| Task directions |
In the entries that follow, how many lines contain "amnis"? Answer with the number only.

(A run of records)
..........
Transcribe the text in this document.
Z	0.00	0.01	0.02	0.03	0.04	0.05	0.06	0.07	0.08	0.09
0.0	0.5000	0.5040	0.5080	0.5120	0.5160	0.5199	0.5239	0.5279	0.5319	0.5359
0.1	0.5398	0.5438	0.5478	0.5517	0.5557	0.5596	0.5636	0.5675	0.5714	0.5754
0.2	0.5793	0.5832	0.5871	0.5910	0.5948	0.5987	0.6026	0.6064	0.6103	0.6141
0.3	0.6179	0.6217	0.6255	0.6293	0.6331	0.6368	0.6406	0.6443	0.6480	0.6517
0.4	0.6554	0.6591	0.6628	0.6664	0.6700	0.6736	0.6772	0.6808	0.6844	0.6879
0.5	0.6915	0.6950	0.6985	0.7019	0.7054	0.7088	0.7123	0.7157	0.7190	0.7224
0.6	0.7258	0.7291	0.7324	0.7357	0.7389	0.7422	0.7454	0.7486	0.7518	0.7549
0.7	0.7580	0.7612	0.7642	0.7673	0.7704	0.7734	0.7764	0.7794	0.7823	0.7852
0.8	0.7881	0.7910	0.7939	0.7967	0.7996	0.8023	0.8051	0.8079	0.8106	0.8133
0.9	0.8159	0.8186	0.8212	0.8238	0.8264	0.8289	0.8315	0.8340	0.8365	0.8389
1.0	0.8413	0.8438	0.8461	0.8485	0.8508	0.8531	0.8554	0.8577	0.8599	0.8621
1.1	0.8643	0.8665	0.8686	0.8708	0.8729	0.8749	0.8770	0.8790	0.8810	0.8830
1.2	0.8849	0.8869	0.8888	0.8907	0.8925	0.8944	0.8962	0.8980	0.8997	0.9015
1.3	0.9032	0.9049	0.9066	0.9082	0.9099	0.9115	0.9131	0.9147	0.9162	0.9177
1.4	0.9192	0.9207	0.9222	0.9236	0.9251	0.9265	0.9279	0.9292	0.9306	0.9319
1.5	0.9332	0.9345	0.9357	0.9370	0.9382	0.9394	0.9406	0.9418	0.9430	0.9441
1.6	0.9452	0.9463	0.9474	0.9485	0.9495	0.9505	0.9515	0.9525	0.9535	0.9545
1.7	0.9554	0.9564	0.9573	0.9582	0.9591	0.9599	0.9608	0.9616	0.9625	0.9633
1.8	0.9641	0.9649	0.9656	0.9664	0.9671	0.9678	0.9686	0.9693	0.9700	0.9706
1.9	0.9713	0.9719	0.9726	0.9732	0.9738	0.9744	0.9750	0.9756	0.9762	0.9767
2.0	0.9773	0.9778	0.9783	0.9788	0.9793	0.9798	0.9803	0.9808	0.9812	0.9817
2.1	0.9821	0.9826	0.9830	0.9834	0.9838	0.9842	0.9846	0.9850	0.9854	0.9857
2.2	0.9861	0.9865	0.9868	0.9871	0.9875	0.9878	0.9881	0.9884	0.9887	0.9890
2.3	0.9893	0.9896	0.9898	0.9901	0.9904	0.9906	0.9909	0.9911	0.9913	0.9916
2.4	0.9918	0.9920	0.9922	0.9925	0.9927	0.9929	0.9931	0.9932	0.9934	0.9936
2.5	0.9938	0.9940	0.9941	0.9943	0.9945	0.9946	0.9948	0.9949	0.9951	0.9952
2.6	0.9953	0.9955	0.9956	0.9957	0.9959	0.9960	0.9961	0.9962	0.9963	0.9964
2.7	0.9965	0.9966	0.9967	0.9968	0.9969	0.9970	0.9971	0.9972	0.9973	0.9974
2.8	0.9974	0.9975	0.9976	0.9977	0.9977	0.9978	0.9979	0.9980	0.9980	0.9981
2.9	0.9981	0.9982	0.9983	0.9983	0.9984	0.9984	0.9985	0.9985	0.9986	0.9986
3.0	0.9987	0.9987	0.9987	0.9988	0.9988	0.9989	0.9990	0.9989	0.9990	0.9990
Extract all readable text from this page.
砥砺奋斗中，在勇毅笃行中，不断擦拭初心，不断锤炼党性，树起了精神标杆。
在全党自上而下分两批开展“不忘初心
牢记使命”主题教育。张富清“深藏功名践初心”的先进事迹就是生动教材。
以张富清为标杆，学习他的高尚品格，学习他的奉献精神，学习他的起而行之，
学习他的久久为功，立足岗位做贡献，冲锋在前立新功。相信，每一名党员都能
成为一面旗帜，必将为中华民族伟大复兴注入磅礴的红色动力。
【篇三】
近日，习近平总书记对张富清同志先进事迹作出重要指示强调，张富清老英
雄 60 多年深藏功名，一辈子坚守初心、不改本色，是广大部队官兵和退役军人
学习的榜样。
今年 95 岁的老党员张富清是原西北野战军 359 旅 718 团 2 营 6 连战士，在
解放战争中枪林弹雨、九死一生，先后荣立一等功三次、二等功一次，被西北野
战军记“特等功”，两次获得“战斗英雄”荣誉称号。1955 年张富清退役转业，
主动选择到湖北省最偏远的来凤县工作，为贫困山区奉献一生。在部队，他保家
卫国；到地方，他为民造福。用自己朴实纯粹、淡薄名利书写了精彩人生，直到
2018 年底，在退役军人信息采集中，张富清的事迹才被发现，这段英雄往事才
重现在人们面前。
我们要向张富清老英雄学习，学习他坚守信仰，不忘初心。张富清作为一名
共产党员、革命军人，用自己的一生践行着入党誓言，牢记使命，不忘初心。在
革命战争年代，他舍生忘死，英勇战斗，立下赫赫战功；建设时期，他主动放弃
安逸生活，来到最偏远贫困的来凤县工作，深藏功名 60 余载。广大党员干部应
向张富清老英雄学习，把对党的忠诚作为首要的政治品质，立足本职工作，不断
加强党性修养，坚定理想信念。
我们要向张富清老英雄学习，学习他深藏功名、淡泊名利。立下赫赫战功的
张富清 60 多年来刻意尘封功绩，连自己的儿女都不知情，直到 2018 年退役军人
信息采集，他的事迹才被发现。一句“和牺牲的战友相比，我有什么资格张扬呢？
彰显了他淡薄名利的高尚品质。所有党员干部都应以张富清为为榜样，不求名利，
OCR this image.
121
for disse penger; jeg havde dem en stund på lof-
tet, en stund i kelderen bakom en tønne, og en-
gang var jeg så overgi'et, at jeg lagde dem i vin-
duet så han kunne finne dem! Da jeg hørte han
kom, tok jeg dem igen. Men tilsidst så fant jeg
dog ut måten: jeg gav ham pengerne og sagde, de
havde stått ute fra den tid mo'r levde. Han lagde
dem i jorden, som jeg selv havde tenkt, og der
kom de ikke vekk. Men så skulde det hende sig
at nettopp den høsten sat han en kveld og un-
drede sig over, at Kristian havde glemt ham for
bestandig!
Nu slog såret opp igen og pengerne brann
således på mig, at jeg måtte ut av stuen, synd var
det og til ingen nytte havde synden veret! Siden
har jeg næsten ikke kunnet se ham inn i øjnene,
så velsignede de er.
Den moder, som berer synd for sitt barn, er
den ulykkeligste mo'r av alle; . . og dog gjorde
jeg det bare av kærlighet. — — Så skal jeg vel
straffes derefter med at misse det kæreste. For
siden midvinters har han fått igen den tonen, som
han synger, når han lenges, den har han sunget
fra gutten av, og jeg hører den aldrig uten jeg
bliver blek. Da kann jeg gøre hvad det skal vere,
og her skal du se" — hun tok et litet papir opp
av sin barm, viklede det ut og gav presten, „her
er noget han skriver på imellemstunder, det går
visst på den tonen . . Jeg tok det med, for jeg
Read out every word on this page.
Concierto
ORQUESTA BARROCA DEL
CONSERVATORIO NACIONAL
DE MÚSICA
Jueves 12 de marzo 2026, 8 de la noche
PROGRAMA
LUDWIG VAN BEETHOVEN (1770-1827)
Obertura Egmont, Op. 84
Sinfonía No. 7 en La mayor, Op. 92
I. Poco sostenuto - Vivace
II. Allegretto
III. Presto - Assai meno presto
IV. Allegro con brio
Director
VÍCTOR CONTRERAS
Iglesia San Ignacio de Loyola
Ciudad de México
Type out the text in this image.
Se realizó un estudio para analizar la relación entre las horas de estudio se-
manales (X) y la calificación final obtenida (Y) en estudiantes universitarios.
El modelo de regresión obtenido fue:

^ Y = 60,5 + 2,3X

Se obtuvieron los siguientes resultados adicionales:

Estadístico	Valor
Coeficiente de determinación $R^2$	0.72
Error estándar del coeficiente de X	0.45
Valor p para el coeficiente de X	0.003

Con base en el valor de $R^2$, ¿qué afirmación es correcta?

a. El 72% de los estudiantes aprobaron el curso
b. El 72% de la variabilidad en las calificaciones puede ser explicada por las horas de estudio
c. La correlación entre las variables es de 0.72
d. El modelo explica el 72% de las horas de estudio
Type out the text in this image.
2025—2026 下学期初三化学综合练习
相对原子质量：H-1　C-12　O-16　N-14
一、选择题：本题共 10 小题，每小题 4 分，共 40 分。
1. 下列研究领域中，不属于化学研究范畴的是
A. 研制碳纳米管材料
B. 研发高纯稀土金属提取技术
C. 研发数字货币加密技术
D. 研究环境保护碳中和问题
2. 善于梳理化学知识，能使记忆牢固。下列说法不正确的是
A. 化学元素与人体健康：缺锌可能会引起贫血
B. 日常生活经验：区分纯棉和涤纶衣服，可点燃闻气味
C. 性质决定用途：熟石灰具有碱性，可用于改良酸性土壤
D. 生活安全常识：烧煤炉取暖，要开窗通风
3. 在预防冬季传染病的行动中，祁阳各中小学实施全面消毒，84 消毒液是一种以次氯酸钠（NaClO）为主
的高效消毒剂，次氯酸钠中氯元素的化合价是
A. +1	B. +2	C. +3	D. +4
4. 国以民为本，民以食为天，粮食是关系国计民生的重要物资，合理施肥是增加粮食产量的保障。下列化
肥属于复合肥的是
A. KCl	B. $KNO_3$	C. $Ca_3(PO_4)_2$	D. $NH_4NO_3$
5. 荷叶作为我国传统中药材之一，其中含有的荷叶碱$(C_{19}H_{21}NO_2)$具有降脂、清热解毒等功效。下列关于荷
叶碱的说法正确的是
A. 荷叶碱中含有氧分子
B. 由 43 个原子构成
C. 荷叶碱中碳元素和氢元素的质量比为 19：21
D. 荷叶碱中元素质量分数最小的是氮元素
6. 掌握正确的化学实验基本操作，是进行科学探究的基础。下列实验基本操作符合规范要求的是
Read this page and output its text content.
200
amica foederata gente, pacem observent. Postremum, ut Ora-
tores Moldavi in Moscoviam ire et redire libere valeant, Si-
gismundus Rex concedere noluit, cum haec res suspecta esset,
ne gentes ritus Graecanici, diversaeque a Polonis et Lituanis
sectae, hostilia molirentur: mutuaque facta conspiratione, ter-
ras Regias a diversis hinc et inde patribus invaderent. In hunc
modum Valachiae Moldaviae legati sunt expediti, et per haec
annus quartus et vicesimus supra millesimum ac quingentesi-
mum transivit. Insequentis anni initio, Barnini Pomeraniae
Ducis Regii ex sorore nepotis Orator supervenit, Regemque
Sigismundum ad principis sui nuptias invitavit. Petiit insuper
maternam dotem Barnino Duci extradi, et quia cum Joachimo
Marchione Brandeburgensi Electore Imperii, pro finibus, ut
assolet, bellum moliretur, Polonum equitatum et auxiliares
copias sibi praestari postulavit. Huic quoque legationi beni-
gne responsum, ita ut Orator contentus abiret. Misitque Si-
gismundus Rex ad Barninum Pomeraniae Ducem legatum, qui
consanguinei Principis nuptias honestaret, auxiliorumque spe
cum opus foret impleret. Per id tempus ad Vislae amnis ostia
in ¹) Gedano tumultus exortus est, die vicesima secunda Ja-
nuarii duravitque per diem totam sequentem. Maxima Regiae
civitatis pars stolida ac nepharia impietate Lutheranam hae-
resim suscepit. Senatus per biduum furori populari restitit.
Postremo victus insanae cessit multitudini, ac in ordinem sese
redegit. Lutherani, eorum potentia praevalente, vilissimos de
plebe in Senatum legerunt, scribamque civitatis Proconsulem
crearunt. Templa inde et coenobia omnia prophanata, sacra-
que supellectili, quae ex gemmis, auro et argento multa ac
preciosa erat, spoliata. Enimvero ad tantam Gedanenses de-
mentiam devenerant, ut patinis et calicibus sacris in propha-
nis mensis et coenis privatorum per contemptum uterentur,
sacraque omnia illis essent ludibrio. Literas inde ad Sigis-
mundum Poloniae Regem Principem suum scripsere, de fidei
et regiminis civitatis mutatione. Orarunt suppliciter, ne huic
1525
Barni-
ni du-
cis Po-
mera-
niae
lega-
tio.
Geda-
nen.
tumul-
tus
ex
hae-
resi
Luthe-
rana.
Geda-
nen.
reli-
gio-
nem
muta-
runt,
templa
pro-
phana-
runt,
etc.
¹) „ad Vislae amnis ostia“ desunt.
..........
| Finished exercise |
2